There are two ways people will tell you to think about deeptech side-quests.
One way is as a distraction. You set out to build a company with a grand vision of bringing into existence a new capability for humanity that solves a huge problem some OOM better than any current solution, radically transforming the market and improving people’s lives. If you raised money, your investors (ostensibly) gave it to you to “vanquish all adult mosquitoes” and not “make a 7% better Mortien”. You need to be laser-focused on this vision, and the specific customer persona this vision serves. As a founder, you only have 14-16hrs in a day and your time is your biggest asset. Spending time for a side-quest’s sales distracts you from talking to your scientist for the main-quest. Spreading yourself too thin increases risk for the company succeeding on its reason to exist.
The other way to think about side-quests is as a leverage-amplifier. The side-quest can be a forcing function for iterative refinement of your capability wielding, it can provide battle-tested points for your current technology chops, it can beam out strong signals that you mean business, and ultimately it can grow a tech tree that bakes-in powerful optionality.

== Extracted information ==
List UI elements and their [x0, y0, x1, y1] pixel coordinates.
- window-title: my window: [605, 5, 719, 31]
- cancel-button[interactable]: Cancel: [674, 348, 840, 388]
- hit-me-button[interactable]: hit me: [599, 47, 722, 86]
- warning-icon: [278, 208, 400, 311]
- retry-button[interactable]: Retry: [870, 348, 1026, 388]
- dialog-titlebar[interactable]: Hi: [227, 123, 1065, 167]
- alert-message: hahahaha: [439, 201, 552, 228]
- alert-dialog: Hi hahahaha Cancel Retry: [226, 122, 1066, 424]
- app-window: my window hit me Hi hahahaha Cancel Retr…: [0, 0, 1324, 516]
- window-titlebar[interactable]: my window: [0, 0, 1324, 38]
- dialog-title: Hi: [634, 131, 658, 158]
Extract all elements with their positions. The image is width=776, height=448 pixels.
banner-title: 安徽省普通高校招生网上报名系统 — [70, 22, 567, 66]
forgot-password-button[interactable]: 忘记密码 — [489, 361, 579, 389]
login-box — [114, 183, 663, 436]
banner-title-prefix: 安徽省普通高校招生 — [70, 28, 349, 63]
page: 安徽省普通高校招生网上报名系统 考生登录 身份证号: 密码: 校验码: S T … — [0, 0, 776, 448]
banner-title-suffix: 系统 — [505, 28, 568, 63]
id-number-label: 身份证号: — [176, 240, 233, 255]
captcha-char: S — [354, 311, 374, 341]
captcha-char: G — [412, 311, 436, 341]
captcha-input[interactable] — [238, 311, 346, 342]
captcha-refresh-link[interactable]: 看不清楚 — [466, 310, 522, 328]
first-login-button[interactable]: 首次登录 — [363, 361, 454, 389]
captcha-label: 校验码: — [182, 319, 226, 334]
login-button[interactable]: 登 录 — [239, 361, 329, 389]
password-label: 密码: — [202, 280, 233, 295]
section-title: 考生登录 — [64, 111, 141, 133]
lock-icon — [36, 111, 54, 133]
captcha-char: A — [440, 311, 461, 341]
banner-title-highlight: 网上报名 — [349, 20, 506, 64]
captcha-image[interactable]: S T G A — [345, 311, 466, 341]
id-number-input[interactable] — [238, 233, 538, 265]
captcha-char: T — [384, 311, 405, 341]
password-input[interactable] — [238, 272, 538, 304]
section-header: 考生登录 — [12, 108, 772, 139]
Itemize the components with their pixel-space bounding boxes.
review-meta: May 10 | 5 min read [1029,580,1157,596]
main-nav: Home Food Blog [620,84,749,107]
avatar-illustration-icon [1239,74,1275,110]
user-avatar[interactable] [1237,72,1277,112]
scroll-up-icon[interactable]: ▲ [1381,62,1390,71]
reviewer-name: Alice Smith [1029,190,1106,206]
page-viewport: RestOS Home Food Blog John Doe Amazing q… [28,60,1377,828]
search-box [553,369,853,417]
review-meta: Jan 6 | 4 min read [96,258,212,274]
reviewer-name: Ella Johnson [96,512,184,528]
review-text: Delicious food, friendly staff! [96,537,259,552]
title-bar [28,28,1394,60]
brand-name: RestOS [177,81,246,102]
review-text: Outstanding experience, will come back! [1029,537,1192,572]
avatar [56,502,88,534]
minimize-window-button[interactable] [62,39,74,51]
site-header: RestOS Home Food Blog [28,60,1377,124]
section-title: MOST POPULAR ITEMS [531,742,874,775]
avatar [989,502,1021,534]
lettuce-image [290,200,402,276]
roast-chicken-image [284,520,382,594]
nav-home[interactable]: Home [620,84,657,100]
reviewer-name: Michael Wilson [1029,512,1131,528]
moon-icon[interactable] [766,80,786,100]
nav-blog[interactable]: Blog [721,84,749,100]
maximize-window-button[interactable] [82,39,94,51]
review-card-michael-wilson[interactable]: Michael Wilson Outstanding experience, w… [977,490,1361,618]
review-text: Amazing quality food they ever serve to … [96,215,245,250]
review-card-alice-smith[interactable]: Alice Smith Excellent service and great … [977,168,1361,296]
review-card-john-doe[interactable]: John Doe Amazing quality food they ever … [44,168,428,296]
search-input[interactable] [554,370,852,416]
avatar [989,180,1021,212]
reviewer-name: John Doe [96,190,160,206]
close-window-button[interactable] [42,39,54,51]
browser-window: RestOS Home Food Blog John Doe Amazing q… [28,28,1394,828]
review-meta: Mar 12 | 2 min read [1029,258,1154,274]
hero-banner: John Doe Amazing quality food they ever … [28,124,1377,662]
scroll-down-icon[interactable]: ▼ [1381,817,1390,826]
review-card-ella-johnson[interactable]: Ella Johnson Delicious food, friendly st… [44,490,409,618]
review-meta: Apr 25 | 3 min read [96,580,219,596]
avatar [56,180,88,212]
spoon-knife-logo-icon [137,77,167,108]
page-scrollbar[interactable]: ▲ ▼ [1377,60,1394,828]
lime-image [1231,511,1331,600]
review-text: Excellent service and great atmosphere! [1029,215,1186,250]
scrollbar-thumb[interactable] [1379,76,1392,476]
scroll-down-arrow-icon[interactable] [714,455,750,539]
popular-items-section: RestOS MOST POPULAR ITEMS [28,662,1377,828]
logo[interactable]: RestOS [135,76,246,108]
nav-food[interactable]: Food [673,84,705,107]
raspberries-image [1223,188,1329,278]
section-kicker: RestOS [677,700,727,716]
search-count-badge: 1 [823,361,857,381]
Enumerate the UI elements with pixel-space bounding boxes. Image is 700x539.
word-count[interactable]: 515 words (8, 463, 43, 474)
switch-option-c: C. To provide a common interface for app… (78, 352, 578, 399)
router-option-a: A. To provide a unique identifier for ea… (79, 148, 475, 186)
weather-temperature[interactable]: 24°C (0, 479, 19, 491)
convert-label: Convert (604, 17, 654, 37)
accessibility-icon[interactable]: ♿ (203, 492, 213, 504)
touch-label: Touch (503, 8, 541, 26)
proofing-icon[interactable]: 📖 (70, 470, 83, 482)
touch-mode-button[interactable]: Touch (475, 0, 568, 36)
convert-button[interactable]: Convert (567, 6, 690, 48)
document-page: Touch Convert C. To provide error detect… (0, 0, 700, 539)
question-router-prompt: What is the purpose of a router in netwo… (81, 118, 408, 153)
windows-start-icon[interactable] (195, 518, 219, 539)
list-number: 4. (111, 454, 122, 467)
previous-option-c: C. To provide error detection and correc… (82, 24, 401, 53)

== Task goal ==
Print the passage on deeptech side-quests between "There are two" and "reason to exist.", inclusive. None of the items matter here.

== Response area ==
There are two ways people will tell you to think about deeptech side-quests.
One way is as a distraction. You set out to build a company with a grand vision of bringing into existence a new capability for humanity that solves a huge problem some OOM better than any current solution, radically transforming the market and improving people’s lives. If you raised money, your investors (ostensibly) gave it to you to “vanquish all adult mosquitoes” and not “make a 7% better Mortien”. You need to be laser-focused on this vision, and the specific customer persona this vision serves. As a founder, you only have 14-16hrs in a day and your time is your biggest asset. Spending time for a side-quest’s sales distracts you from talking to your scientist for the main-quest. Spreading yourself too thin increases risk for the company succeeding on its reason to exist.